• [What you have to do]
Transcribe all of the records precisely as they are presented.

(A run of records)
begin
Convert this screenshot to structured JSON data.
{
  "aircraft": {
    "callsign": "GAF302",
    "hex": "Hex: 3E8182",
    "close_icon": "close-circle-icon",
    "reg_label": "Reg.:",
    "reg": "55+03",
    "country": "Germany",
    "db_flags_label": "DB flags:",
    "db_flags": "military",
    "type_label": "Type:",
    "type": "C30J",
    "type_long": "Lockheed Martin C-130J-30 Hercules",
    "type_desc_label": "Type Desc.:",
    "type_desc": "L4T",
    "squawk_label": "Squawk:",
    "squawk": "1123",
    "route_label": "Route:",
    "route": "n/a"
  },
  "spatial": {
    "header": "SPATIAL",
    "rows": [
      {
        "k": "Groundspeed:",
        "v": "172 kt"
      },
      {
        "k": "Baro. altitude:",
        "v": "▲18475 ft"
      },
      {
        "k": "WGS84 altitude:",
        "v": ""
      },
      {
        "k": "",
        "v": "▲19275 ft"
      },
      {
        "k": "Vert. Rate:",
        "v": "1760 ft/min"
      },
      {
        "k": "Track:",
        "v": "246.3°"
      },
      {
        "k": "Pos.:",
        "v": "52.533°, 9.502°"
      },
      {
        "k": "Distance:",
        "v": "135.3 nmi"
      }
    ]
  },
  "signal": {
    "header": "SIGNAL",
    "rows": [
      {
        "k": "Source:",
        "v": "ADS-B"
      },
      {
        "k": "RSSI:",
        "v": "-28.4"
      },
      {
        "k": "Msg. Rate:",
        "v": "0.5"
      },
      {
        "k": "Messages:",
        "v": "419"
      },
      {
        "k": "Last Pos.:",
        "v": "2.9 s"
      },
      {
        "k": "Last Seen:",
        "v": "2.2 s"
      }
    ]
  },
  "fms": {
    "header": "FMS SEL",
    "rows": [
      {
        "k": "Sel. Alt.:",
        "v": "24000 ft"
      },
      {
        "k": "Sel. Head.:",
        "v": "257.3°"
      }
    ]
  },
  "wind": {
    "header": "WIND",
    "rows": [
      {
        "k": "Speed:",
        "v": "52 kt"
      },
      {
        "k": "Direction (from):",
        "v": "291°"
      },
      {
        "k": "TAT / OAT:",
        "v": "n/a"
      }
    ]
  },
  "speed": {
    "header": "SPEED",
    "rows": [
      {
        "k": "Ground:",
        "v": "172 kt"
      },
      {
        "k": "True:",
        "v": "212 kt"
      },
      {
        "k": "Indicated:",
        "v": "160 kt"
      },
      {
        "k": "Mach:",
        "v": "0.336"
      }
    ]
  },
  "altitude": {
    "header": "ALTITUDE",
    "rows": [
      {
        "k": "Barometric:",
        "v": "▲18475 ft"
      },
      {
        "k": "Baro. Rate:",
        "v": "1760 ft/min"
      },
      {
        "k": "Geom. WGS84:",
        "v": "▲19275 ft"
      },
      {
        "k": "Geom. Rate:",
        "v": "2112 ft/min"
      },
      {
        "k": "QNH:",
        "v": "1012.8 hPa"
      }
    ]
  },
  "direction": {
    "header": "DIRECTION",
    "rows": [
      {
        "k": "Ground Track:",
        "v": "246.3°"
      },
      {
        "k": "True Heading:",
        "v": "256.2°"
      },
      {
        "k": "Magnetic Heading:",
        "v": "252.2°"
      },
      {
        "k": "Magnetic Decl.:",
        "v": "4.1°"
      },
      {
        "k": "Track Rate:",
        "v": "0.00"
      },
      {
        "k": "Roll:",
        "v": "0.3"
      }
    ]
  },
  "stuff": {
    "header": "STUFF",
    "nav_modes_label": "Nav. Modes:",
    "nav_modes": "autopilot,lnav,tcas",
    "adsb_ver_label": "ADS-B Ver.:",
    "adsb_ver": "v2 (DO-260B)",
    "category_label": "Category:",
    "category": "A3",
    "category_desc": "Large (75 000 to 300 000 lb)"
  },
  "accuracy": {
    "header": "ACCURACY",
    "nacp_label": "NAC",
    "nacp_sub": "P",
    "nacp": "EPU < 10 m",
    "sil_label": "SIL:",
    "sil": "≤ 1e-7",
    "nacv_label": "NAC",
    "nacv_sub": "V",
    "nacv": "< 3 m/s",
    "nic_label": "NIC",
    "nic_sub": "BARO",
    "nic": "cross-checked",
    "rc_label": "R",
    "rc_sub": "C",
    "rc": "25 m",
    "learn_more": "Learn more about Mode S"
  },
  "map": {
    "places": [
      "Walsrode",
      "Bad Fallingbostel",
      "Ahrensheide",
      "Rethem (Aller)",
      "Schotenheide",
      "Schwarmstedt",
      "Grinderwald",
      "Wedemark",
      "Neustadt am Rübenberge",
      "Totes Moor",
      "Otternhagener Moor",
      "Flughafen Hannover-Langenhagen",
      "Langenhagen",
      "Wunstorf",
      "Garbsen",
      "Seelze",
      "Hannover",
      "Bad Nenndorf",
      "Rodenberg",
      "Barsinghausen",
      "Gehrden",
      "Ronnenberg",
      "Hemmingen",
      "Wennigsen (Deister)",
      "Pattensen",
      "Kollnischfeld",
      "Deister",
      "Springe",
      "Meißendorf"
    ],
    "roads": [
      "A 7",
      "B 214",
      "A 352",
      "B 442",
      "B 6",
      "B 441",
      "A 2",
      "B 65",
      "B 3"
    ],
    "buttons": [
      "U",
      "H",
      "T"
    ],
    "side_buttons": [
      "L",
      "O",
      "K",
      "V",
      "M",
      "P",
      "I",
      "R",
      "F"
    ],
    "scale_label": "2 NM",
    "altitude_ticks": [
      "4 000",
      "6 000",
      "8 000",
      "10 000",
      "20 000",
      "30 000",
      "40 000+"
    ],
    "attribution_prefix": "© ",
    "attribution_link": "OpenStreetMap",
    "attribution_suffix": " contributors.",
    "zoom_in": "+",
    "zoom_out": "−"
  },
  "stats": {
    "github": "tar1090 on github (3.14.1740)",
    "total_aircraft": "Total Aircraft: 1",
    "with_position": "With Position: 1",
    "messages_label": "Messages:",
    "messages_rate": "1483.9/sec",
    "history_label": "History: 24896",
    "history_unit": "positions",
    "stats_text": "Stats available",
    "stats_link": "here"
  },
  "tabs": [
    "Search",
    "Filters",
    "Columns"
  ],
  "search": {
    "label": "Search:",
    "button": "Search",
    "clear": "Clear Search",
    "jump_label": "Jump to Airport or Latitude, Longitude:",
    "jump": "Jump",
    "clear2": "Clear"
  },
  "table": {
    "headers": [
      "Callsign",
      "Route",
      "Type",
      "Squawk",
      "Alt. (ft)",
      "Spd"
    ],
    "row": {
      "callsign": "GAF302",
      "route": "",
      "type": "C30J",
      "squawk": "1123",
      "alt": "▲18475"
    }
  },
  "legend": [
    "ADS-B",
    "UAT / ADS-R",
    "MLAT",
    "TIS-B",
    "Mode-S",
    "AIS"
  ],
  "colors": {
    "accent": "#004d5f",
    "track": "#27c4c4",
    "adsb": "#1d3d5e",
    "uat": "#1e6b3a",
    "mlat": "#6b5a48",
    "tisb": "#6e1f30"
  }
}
end
• [Output of the exercise]
Convert this screenshot to structured JSON data.
{
  "aircraft": {
    "callsign": "GAF302",
    "hex": "Hex: 3E8182",
    "close_icon": "close-circle-icon",
    "reg_label": "Reg.:",
    "reg": "55+03",
    "country": "Germany",
    "db_flags_label": "DB flags:",
    "db_flags": "military",
    "type_label": "Type:",
    "type": "C30J",
    "type_long": "Lockheed Martin C-130J-30 Hercules",
    "type_desc_label": "Type Desc.:",
    "type_desc": "L4T",
    "squawk_label": "Squawk:",
    "squawk": "1123",
    "route_label": "Route:",
    "route": "n/a"
  },
  "spatial": {
    "header": "SPATIAL",
    "rows": [
      {
        "k": "Groundspeed:",
        "v": "172 kt"
      },
      {
        "k": "Baro. altitude:",
        "v": "▲18475 ft"
      },
      {
        "k": "WGS84 altitude:",
        "v": ""
      },
      {
        "k": "",
        "v": "▲19275 ft"
      },
      {
        "k": "Vert. Rate:",
        "v": "1760 ft/min"
      },
      {
        "k": "Track:",
        "v": "246.3°"
      },
      {
        "k": "Pos.:",
        "v": "52.533°, 9.502°"
      },
      {
        "k": "Distance:",
        "v": "135.3 nmi"
      }
    ]
  },
  "signal": {
    "header": "SIGNAL",
    "rows": [
      {
        "k": "Source:",
        "v": "ADS-B"
      },
      {
        "k": "RSSI:",
        "v": "-28.4"
      },
      {
        "k": "Msg. Rate:",
        "v": "0.5"
      },
      {
        "k": "Messages:",
        "v": "419"
      },
      {
        "k": "Last Pos.:",
        "v": "2.9 s"
      },
      {
        "k": "Last Seen:",
        "v": "2.2 s"
      }
    ]
  },
  "fms": {
    "header": "FMS SEL",
    "rows": [
      {
        "k": "Sel. Alt.:",
        "v": "24000 ft"
      },
      {
        "k": "Sel. Head.:",
        "v": "257.3°"
      }
    ]
  },
  "wind": {
    "header": "WIND",
    "rows": [
      {
        "k": "Speed:",
        "v": "52 kt"
      },
      {
        "k": "Direction (from):",
        "v": "291°"
      },
      {
        "k": "TAT / OAT:",
        "v": "n/a"
      }
    ]
  },
  "speed": {
    "header": "SPEED",
    "rows": [
      {
        "k": "Ground:",
        "v": "172 kt"
      },
      {
        "k": "True:",
        "v": "212 kt"
      },
      {
        "k": "Indicated:",
        "v": "160 kt"
      },
      {
        "k": "Mach:",
        "v": "0.336"
      }
    ]
  },
  "altitude": {
    "header": "ALTITUDE",
    "rows": [
      {
        "k": "Barometric:",
        "v": "▲18475 ft"
      },
      {
        "k": "Baro. Rate:",
        "v": "1760 ft/min"
      },
      {
        "k": "Geom. WGS84:",
        "v": "▲19275 ft"
      },
      {
        "k": "Geom. Rate:",
        "v": "2112 ft/min"
      },
      {
        "k": "QNH:",
        "v": "1012.8 hPa"
      }
    ]
  },
  "direction": {
    "header": "DIRECTION",
    "rows": [
      {
        "k": "Ground Track:",
        "v": "246.3°"
      },
      {
        "k": "True Heading:",
        "v": "256.2°"
      },
      {
        "k": "Magnetic Heading:",
        "v": "252.2°"
      },
      {
        "k": "Magnetic Decl.:",
        "v": "4.1°"
      },
      {
        "k": "Track Rate:",
        "v": "0.00"
      },
      {
        "k": "Roll:",
        "v": "0.3"
      }
    ]
  },
  "stuff": {
    "header": "STUFF",
    "nav_modes_label": "Nav. Modes:",
    "nav_modes": "autopilot,lnav,tcas",
    "adsb_ver_label": "ADS-B Ver.:",
    "adsb_ver": "v2 (DO-260B)",
    "category_label": "Category:",
    "category": "A3",
    "category_desc": "Large (75 000 to 300 000 lb)"
  },
  "accuracy": {
    "header": "ACCURACY",
    "nacp_label": "NAC",
    "nacp_sub": "P",
    "nacp": "EPU < 10 m",
    "sil_label": "SIL:",
    "sil": "≤ 1e-7",
    "nacv_label": "NAC",
    "nacv_sub": "V",
    "nacv": "< 3 m/s",
    "nic_label": "NIC",
    "nic_sub": "BARO",
    "nic": "cross-checked",
    "rc_label": "R",
    "rc_sub": "C",
    "rc": "25 m",
    "learn_more": "Learn more about Mode S"
  },
  "map": {
    "places": [
      "Walsrode",
      "Bad Fallingbostel",
      "Ahrensheide",
      "Rethem (Aller)",
      "Schotenheide",
      "Schwarmstedt",
      "Grinderwald",
      "Wedemark",
      "Neustadt am Rübenberge",
      "Totes Moor",
      "Otternhagener Moor",
      "Flughafen Hannover-Langenhagen",
      "Langenhagen",
      "Wunstorf",
      "Garbsen",
      "Seelze",
      "Hannover",
      "Bad Nenndorf",
      "Rodenberg",
      "Barsinghausen",
      "Gehrden",
      "Ronnenberg",
      "Hemmingen",
      "Wennigsen (Deister)",
      "Pattensen",
      "Kollnischfeld",
      "Deister",
      "Springe",
      "Meißendorf"
    ],
    "roads": [
      "A 7",
      "B 214",
      "A 352",
      "B 442",
      "B 6",
      "B 441",
      "A 2",
      "B 65",
      "B 3"
    ],
    "buttons": [
      "U",
      "H",
      "T"
    ],
    "side_buttons": [
      "L",
      "O",
      "K",
      "V",
      "M",
      "P",
      "I",
      "R",
      "F"
    ],
    "scale_label": "2 NM",
    "altitude_ticks": [
      "4 000",
      "6 000",
      "8 000",
      "10 000",
      "20 000",
      "30 000",
      "40 000+"
    ],
    "attribution_prefix": "© ",
    "attribution_link": "OpenStreetMap",
    "attribution_suffix": " contributors.",
    "zoom_in": "+",
    "zoom_out": "−"
  },
  "stats": {
    "github": "tar1090 on github (3.14.1740)",
    "total_aircraft": "Total Aircraft: 1",
    "with_position": "With Position: 1",
    "messages_label": "Messages:",
    "messages_rate": "1483.9/sec",
    "history_label": "History: 24896",
    "history_unit": "positions",
    "stats_text": "Stats available",
    "stats_link": "here"
  },
  "tabs": [
    "Search",
    "Filters",
    "Columns"
  ],
  "search": {
    "label": "Search:",
    "button": "Search",
    "clear": "Clear Search",
    "jump_label": "Jump to Airport or Latitude, Longitude:",
    "jump": "Jump",
    "clear2": "Clear"
  },
  "table": {
    "headers": [
      "Callsign",
      "Route",
      "Type",
      "Squawk",
      "Alt. (ft)",
      "Spd"
    ],
    "row": {
      "callsign": "GAF302",
      "route": "",
      "type": "C30J",
      "squawk": "1123",
      "alt": "▲18475"
    }
  },
  "legend": [
    "ADS-B",
    "UAT / ADS-R",
    "MLAT",
    "TIS-B",
    "Mode-S",
    "AIS"
  ],
  "colors": {
    "accent": "#004d5f",
    "track": "#27c4c4",
    "adsb": "#1d3d5e",
    "uat": "#1e6b3a",
    "mlat": "#6b5a48",
    "tisb": "#6e1f30"
  }
}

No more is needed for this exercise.